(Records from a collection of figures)
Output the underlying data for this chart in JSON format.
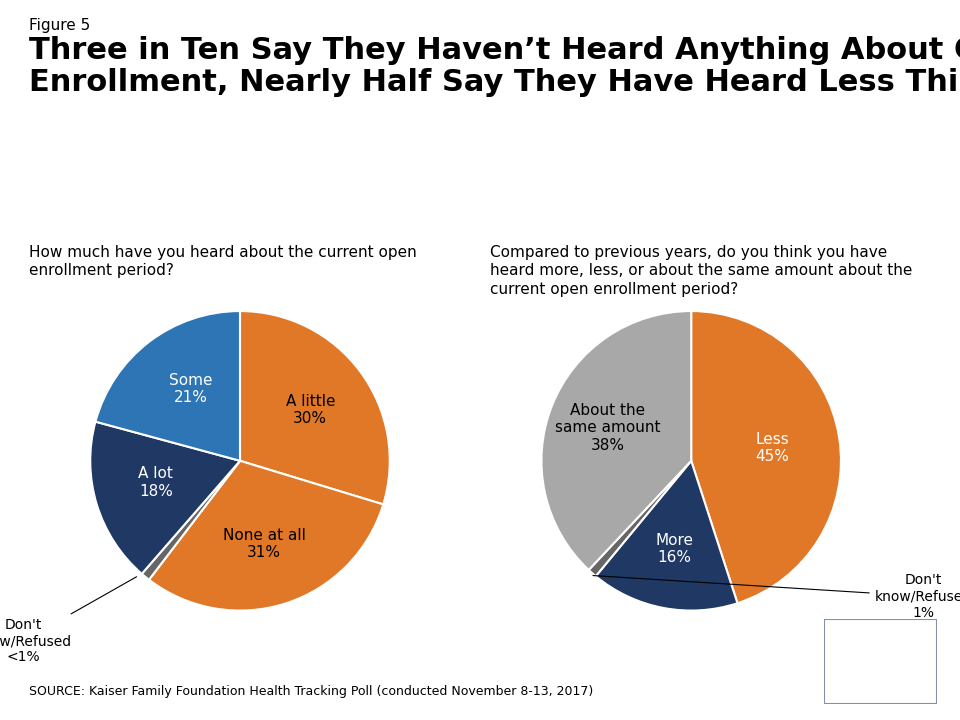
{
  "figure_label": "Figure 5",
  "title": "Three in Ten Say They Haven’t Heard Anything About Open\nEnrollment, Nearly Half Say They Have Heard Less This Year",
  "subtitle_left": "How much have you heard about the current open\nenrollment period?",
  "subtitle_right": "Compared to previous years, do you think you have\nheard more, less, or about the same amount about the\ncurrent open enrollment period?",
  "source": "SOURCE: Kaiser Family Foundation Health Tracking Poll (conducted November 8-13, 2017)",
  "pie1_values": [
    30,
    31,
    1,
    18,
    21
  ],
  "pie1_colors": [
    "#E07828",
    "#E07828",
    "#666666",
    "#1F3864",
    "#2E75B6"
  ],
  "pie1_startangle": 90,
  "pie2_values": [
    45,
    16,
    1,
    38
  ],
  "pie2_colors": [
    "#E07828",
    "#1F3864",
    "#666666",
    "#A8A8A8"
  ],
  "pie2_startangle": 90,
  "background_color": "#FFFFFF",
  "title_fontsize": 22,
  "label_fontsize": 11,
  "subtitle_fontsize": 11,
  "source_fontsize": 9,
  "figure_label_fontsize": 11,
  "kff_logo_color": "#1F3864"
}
==
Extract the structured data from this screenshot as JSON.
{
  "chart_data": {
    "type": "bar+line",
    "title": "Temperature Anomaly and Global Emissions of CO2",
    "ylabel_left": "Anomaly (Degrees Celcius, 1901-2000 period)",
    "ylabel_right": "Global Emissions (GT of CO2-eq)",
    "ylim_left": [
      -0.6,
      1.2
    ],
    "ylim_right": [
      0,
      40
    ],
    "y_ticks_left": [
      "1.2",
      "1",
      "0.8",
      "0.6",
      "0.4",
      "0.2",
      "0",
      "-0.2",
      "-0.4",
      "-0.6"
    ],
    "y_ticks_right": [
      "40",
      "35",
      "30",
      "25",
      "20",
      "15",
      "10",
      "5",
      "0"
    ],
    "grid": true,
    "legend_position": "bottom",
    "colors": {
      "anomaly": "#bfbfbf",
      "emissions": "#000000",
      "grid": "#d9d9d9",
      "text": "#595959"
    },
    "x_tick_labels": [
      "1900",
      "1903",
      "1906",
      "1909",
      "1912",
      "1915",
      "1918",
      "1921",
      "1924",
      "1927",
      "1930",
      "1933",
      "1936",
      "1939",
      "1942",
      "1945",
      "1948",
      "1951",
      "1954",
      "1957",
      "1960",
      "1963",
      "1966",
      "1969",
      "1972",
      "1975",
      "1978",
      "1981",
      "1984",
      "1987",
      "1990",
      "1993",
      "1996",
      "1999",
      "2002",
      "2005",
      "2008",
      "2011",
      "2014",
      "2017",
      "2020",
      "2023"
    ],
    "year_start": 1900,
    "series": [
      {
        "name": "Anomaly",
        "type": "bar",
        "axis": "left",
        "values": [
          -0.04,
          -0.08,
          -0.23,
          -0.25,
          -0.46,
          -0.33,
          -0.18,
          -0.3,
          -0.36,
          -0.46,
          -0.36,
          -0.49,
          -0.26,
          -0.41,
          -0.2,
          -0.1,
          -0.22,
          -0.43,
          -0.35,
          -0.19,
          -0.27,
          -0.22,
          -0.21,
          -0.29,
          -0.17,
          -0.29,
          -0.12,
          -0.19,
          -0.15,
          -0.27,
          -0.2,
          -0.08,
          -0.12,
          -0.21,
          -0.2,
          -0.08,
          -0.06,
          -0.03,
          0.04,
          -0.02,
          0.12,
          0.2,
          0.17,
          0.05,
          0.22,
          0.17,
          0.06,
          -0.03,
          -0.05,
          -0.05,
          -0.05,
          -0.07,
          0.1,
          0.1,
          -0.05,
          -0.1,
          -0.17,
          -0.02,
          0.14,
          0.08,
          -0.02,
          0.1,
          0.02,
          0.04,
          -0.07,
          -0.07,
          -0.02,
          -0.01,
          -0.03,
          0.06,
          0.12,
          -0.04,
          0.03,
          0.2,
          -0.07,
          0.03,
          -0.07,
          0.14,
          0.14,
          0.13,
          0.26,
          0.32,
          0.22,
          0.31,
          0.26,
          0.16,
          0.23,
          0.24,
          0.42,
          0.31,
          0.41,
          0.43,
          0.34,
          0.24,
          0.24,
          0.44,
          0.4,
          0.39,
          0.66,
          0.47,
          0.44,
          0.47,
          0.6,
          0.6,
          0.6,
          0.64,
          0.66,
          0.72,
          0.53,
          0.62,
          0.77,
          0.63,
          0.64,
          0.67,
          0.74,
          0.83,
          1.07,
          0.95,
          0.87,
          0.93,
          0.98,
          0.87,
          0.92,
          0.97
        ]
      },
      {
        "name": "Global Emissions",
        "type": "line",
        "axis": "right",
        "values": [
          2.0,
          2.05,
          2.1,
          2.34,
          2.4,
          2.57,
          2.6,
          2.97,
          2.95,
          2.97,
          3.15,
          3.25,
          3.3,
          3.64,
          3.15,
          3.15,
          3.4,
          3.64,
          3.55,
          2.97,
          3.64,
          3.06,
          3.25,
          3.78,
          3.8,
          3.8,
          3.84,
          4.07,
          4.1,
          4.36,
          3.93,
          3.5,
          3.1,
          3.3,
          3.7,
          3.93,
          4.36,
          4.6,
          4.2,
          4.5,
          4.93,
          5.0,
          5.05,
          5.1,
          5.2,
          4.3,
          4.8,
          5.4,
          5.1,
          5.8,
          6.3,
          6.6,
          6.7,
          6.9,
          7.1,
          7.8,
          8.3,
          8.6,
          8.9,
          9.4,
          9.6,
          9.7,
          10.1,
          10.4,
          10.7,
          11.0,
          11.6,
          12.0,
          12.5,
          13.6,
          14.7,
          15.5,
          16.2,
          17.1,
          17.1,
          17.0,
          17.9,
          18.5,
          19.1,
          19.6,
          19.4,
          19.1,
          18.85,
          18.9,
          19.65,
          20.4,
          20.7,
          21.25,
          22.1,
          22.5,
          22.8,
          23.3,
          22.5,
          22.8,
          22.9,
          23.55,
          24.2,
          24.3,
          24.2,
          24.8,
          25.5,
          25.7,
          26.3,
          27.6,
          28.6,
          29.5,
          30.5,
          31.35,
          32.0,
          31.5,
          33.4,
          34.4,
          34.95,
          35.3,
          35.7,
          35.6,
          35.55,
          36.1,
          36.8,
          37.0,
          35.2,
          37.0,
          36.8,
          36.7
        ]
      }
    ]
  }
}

__STATED GOAL__
Search the lines above for the string "Global" and copy each line that has it.

__ANSWER TO THE PROBLEM__
    "title": "Temperature Anomaly and Global Emissions of CO2",
    "ylabel_right": "Global Emissions (GT of CO2-eq)",
        "name": "Global Emissions",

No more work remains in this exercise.